#### Exercise:
Pull out all lines from the listing below in which the word "Review" appears.

----- Provided records -----

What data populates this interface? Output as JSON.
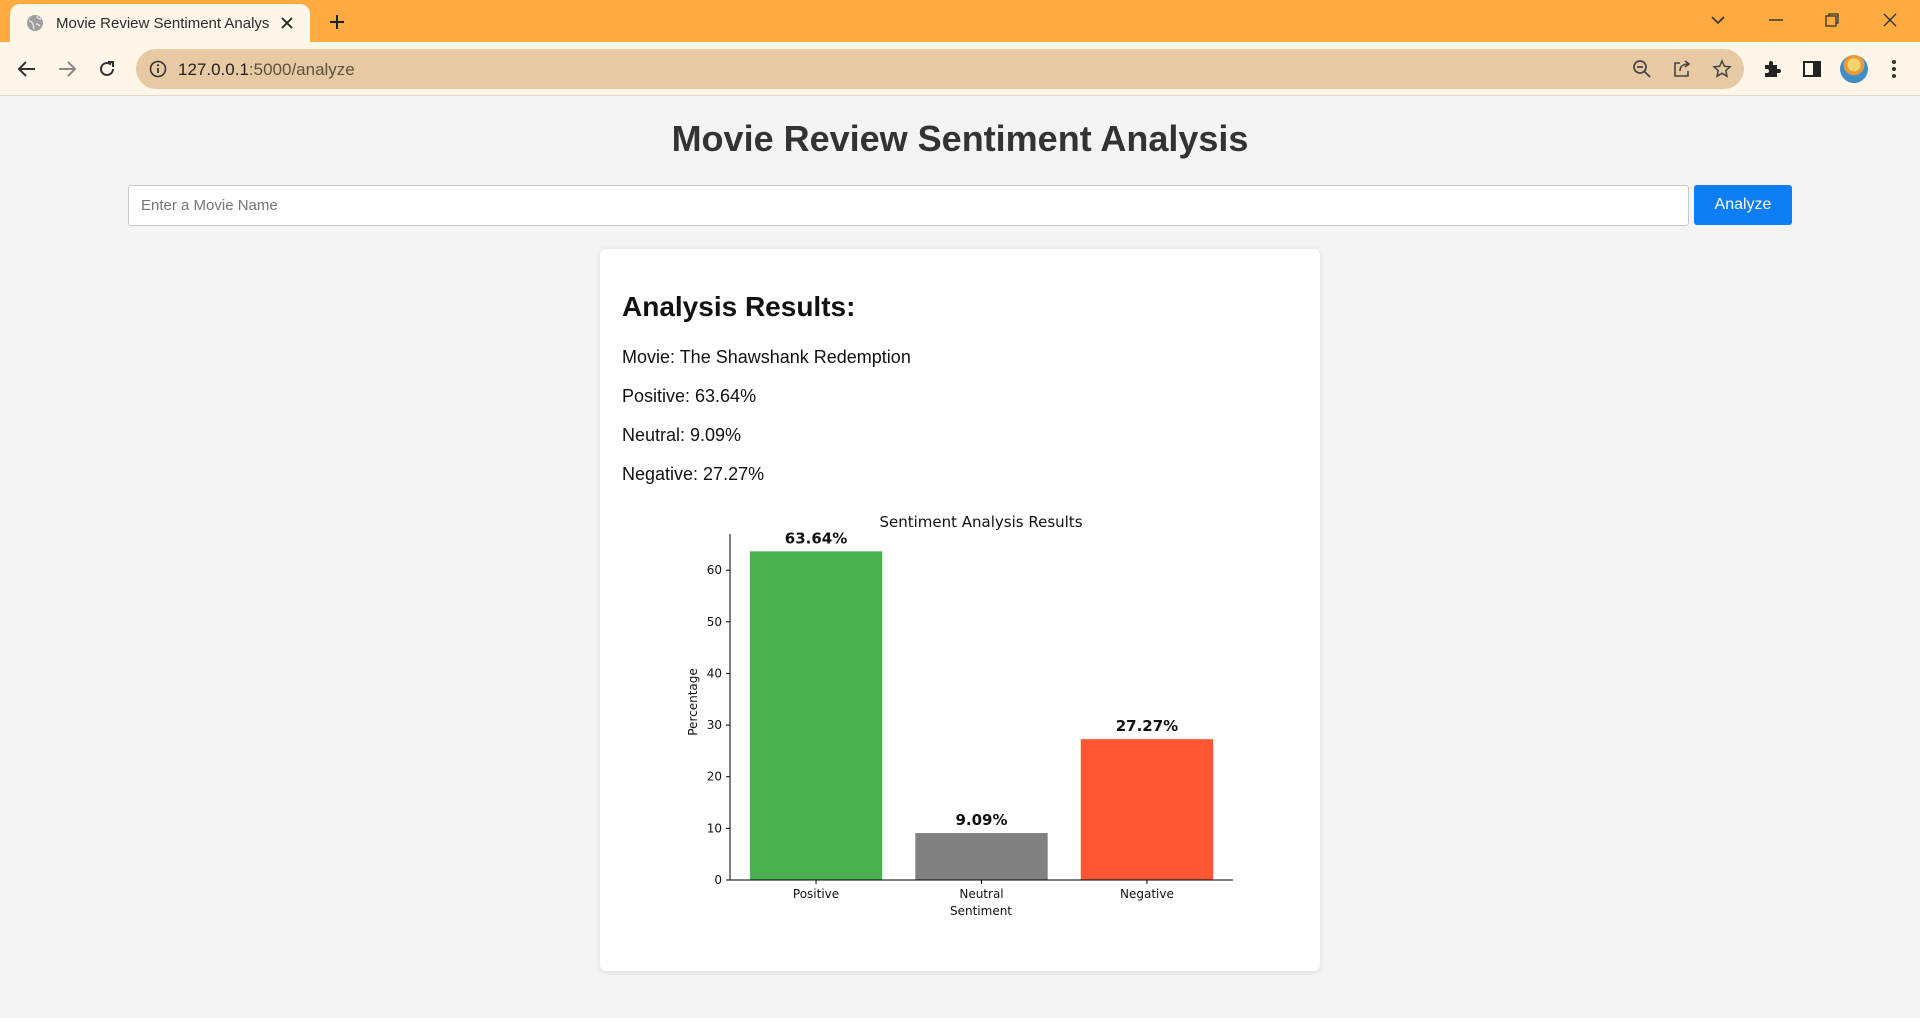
{
  "browser": {
    "tab_title": "Movie Review Sentiment Analysis",
    "url_host": "127.0.0.1",
    "url_path": ":5000/analyze"
  },
  "page": {
    "title": "Movie Review Sentiment Analysis",
    "search": {
      "placeholder": "Enter a Movie Name",
      "value": ""
    },
    "analyze_label": "Analyze"
  },
  "results": {
    "heading": "Analysis Results:",
    "movie": "Movie: The Shawshank Redemption",
    "positive": "Positive: 63.64%",
    "neutral": "Neutral: 9.09%",
    "negative": "Negative: 27.27%"
  },
  "chart_data": {
    "type": "bar",
    "title": "Sentiment Analysis Results",
    "xlabel": "Sentiment",
    "ylabel": "Percentage",
    "categories": [
      "Positive",
      "Neutral",
      "Negative"
    ],
    "values": [
      63.64,
      9.09,
      27.27
    ],
    "data_labels": [
      "63.64%",
      "9.09%",
      "27.27%"
    ],
    "colors": [
      "#4caf50",
      "#808080",
      "#ff5733"
    ],
    "yticks": [
      0,
      10,
      20,
      30,
      40,
      50,
      60
    ],
    "ylim": [
      0,
      67
    ],
    "grid": false
  }
}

-----

#### Output below:
    "tab_title": "Movie Review Sentiment Analysis",
    "title": "Movie Review Sentiment Analysis",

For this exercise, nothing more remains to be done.